## Listed records
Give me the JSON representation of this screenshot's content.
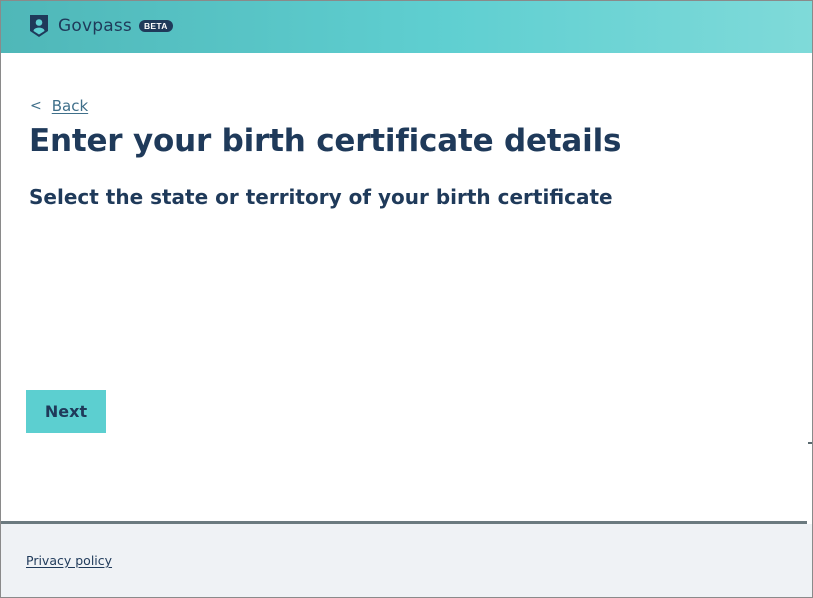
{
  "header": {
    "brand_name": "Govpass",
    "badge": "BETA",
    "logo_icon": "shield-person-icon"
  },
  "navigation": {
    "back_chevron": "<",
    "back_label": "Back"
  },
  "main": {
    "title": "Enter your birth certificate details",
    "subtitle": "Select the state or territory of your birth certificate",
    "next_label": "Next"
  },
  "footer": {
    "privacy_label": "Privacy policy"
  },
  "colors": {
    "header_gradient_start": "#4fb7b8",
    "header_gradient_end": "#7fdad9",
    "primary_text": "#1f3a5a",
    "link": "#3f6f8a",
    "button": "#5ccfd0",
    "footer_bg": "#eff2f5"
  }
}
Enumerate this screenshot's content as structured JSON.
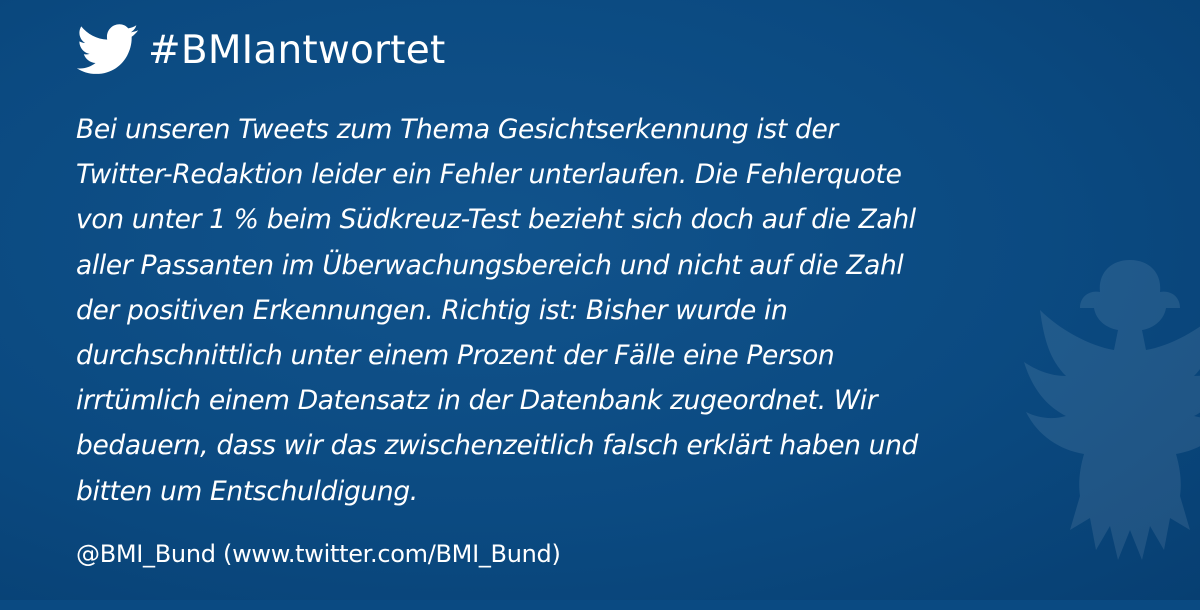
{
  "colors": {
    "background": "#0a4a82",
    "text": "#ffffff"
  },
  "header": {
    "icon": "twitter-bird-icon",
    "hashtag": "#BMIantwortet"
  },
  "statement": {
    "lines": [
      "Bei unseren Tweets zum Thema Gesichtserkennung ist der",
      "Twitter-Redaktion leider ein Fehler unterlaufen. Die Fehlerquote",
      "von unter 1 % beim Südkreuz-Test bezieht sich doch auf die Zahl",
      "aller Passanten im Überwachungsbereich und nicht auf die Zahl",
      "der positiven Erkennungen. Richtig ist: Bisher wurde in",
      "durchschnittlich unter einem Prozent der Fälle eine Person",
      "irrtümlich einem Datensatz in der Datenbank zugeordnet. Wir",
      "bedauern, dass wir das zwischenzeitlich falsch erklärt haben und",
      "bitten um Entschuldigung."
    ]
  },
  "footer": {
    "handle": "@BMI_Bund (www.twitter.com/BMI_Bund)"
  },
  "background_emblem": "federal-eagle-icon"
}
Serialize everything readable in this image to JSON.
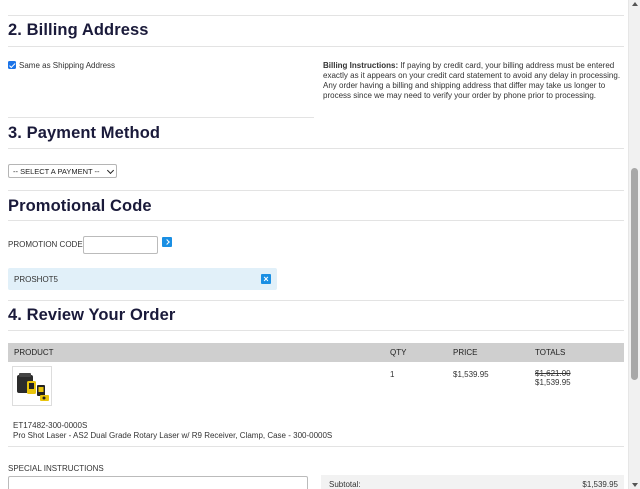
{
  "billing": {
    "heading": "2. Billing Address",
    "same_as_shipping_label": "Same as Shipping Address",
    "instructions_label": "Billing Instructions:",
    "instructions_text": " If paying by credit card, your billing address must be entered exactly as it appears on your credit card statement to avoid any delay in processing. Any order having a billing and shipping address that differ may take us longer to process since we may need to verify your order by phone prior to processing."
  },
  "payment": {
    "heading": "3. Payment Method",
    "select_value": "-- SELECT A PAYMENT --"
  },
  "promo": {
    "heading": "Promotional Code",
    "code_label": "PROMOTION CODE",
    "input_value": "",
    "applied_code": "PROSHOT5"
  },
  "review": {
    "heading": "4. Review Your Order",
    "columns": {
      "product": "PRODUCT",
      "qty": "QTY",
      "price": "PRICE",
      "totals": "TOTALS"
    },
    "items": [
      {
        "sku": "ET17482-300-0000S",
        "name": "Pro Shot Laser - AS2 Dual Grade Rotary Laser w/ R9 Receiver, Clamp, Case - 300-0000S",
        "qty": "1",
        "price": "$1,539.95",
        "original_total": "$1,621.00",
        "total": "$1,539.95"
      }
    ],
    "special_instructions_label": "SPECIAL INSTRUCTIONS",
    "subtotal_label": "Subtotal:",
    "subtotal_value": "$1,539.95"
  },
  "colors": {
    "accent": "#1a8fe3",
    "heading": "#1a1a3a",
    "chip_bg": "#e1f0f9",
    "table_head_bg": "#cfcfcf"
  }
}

## Exercise requirements
Where a line contains the string "icon", extract that line.

## Answer for this exercise
    "logo_icon": "shield-person-icon"
    "icon": "twitter-bird-icon",
  "background_emblem": "federal-eagle-icon"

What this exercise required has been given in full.